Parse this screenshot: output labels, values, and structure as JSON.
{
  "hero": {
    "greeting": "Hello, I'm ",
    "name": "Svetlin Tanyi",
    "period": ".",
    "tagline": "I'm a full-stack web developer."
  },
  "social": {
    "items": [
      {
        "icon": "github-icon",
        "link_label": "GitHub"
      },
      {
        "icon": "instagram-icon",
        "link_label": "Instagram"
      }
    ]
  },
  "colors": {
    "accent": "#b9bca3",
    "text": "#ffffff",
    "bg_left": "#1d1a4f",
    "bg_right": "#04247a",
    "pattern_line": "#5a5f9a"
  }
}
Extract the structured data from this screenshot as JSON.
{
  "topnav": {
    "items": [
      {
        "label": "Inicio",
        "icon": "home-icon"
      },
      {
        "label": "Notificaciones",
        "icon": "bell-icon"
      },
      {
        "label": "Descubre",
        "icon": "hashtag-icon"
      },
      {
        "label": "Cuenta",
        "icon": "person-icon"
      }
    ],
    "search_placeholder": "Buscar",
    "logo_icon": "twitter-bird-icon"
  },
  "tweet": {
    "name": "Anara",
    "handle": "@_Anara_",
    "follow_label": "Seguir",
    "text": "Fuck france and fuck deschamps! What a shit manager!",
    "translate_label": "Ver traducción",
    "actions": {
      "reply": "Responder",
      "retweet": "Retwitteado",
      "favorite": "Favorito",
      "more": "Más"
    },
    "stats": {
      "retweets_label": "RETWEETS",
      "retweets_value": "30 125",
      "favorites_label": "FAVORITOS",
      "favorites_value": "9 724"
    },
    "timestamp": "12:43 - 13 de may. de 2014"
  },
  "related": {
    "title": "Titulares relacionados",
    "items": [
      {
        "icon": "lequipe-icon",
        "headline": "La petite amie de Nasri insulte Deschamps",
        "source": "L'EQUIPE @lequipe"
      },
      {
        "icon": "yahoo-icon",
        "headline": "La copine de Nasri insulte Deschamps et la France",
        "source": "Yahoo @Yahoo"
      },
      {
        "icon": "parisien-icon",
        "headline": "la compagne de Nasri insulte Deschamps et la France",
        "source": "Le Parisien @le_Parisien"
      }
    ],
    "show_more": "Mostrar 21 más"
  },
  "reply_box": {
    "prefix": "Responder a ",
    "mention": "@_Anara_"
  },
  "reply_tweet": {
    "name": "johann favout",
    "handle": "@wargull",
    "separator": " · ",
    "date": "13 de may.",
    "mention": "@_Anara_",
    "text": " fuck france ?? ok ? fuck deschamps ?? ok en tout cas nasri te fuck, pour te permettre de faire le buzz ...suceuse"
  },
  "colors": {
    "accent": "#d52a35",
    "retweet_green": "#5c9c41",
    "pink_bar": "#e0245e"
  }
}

• [REQUEST] Quote all of the entries verbatim.

• [RESULT FOR THIS EXERCISE]
Parse this screenshot: output labels, values, and structure as JSON.
{
  "hero": {
    "greeting": "Hello, I'm ",
    "name": "Svetlin Tanyi",
    "period": ".",
    "tagline": "I'm a full-stack web developer."
  },
  "social": {
    "items": [
      {
        "icon": "github-icon",
        "link_label": "GitHub"
      },
      {
        "icon": "instagram-icon",
        "link_label": "Instagram"
      }
    ]
  },
  "colors": {
    "accent": "#b9bca3",
    "text": "#ffffff",
    "bg_left": "#1d1a4f",
    "bg_right": "#04247a",
    "pattern_line": "#5a5f9a"
  }
}
Extract the structured data from this screenshot as JSON.
{
  "topnav": {
    "items": [
      {
        "label": "Inicio",
        "icon": "home-icon"
      },
      {
        "label": "Notificaciones",
        "icon": "bell-icon"
      },
      {
        "label": "Descubre",
        "icon": "hashtag-icon"
      },
      {
        "label": "Cuenta",
        "icon": "person-icon"
      }
    ],
    "search_placeholder": "Buscar",
    "logo_icon": "twitter-bird-icon"
  },
  "tweet": {
    "name": "Anara",
    "handle": "@_Anara_",
    "follow_label": "Seguir",
    "text": "Fuck france and fuck deschamps! What a shit manager!",
    "translate_label": "Ver traducción",
    "actions": {
      "reply": "Responder",
      "retweet": "Retwitteado",
      "favorite": "Favorito",
      "more": "Más"
    },
    "stats": {
      "retweets_label": "RETWEETS",
      "retweets_value": "30 125",
      "favorites_label": "FAVORITOS",
      "favorites_value": "9 724"
    },
    "timestamp": "12:43 - 13 de may. de 2014"
  },
  "related": {
    "title": "Titulares relacionados",
    "items": [
      {
        "icon": "lequipe-icon",
        "headline": "La petite amie de Nasri insulte Deschamps",
        "source": "L'EQUIPE @lequipe"
      },
      {
        "icon": "yahoo-icon",
        "headline": "La copine de Nasri insulte Deschamps et la France",
        "source": "Yahoo @Yahoo"
      },
      {
        "icon": "parisien-icon",
        "headline": "la compagne de Nasri insulte Deschamps et la France",
        "source": "Le Parisien @le_Parisien"
      }
    ],
    "show_more": "Mostrar 21 más"
  },
  "reply_box": {
    "prefix": "Responder a ",
    "mention": "@_Anara_"
  },
  "reply_tweet": {
    "name": "johann favout",
    "handle": "@wargull",
    "separator": " · ",
    "date": "13 de may.",
    "mention": "@_Anara_",
    "text": " fuck france ?? ok ? fuck deschamps ?? ok en tout cas nasri te fuck, pour te permettre de faire le buzz ...suceuse"
  },
  "colors": {
    "accent": "#d52a35",
    "retweet_green": "#5c9c41",
    "pink_bar": "#e0245e"
  }
}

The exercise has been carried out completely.